- **Recorded data**:
__________________________________________________

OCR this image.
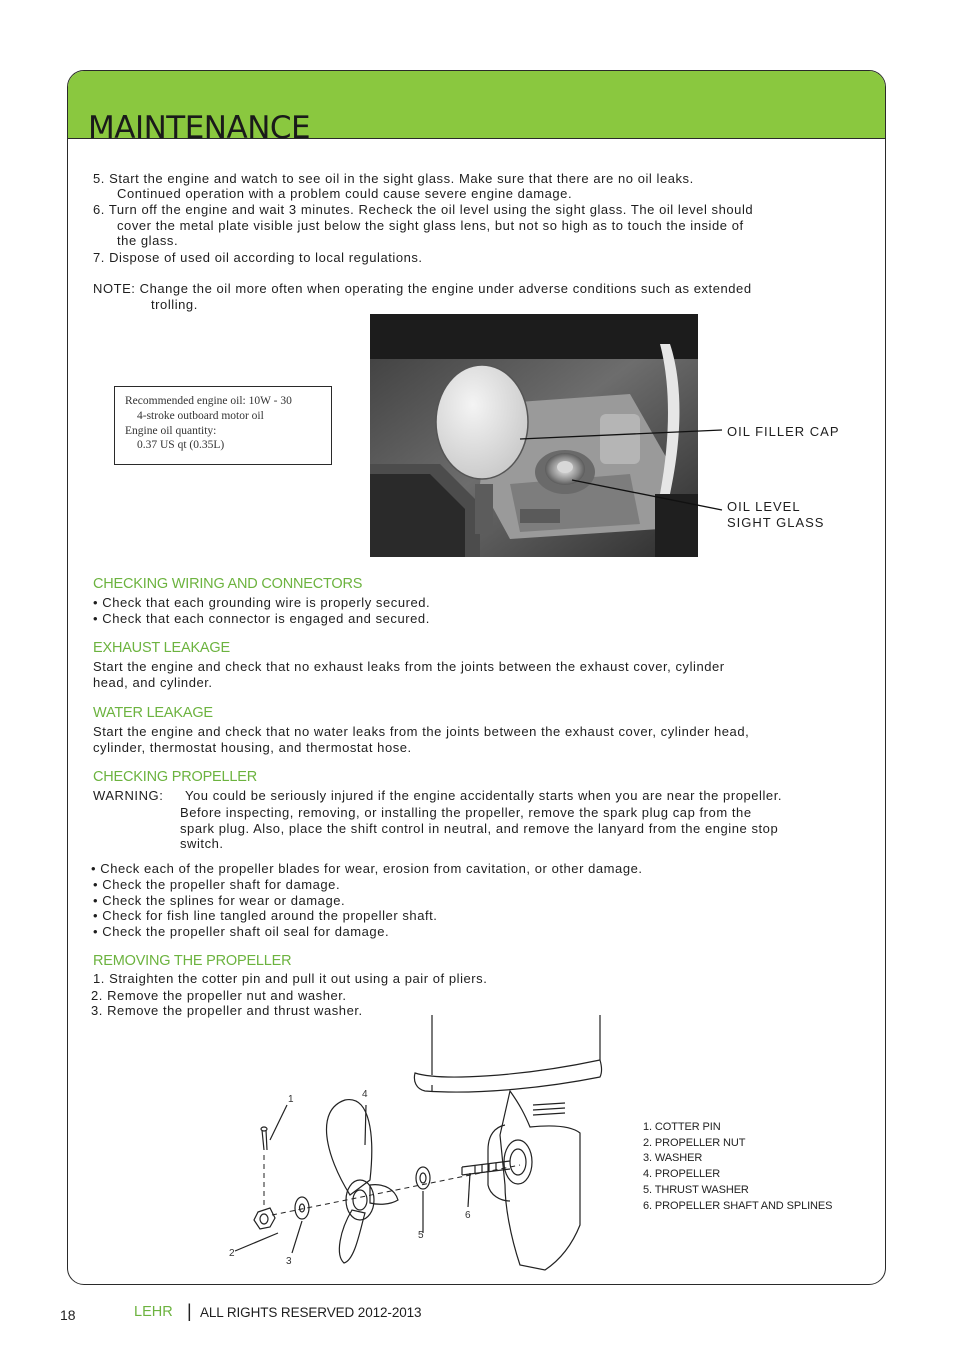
MAINTENANCE

5. Start the engine and watch to see oil in the sight glass. Make sure that there are no oil leaks.

Continued operation with a problem could cause severe engine damage.

6. Turn off the engine and wait 3 minutes. Recheck the oil level using the sight glass. The oil level should

cover the metal plate visible just below the sight glass lens, but not so high as to touch the inside of

the glass.

7. Dispose of used oil according to local regulations.

NOTE: Change the oil more often when operating the engine under adverse conditions such as extended

trolling.

Recommended engine oil: 10W - 30
4-stroke outboard motor oil
Engine oil quantity:
0.37 US qt (0.35L)
OIL FILLER CAP
OIL LEVEL
SIGHT GLASS
CHECKING WIRING AND CONNECTORS

• Check that each grounding wire is properly secured.

• Check that each connector is engaged and secured.

EXHAUST LEAKAGE

Start the engine and check that no exhaust leaks from the joints between the exhaust cover, cylinder

head, and cylinder.

WATER LEAKAGE

Start the engine and check that no water leaks from the joints between the exhaust cover, cylinder head,

cylinder, thermostat housing, and thermostat hose.

CHECKING PROPELLER

WARNING: You could be seriously injured if the engine accidentally starts when you are near the propeller.

Before inspecting, removing, or installing the propeller, remove the spark plug cap from the

spark plug. Also, place the shift control in neutral, and remove the lanyard from the engine stop

switch.

• Check each of the propeller blades for wear, erosion from cavitation, or other damage.

• Check the propeller shaft for damage.

• Check the splines for wear or damage.

• Check for fish line tangled around the propeller shaft.

• Check the propeller shaft oil seal for damage.

REMOVING THE PROPELLER

1. Straighten the cotter pin and pull it out using a pair of pliers.

2. Remove the propeller nut and washer.

3. Remove the propeller and thrust washer.

1
2
3
4
5
6
1. COTTER PIN
2. PROPELLER NUT
3. WASHER
4. PROPELLER
5. THRUST WASHER
6. PROPELLER SHAFT AND SPLINES
18	LEHR | ALL RIGHTS RESERVED 2012-2013
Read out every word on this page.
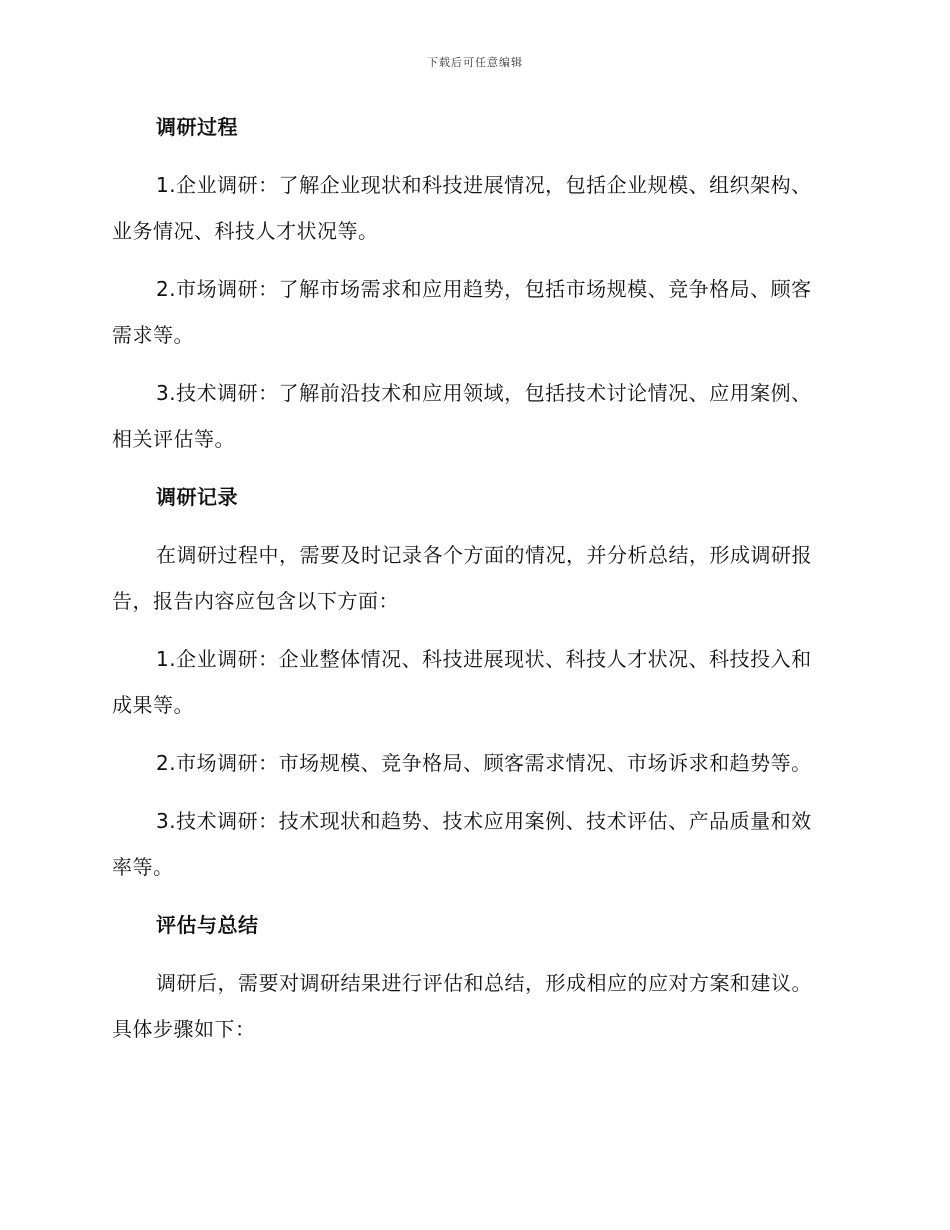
下载后可任意编辑
调研过程

1.企业调研：了解企业现状和科技进展情况，包括企业规模、组织架构、业务情况、科技人才状况等。

2.市场调研：了解市场需求和应用趋势，包括市场规模、竞争格局、顾客需求等。

3.技术调研：了解前沿技术和应用领域，包括技术讨论情况、应用案例、相关评估等。

调研记录

在调研过程中，需要及时记录各个方面的情况，并分析总结，形成调研报告，报告内容应包含以下方面：

1.企业调研：企业整体情况、科技进展现状、科技人才状况、科技投入和成果等。

2.市场调研：市场规模、竞争格局、顾客需求情况、市场诉求和趋势等。

3.技术调研：技术现状和趋势、技术应用案例、技术评估、产品质量和效率等。

评估与总结

调研后，需要对调研结果进行评估和总结，形成相应的应对方案和建议。具体步骤如下：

__________________________________________________

In the data above, find the line containing "Read out every word on this page."; from there, please write out each line through the end, exactly, with the pictures omitted.

- **RESULT**:
Read out every word on this page.
下载后可任意编辑
调研过程

1.企业调研：了解企业现状和科技进展情况，包括企业规模、组织架构、业务情况、科技人才状况等。

2.市场调研：了解市场需求和应用趋势，包括市场规模、竞争格局、顾客需求等。

3.技术调研：了解前沿技术和应用领域，包括技术讨论情况、应用案例、相关评估等。

调研记录

在调研过程中，需要及时记录各个方面的情况，并分析总结，形成调研报告，报告内容应包含以下方面：

1.企业调研：企业整体情况、科技进展现状、科技人才状况、科技投入和成果等。

2.市场调研：市场规模、竞争格局、顾客需求情况、市场诉求和趋势等。

3.技术调研：技术现状和趋势、技术应用案例、技术评估、产品质量和效率等。

评估与总结

调研后，需要对调研结果进行评估和总结，形成相应的应对方案和建议。具体步骤如下：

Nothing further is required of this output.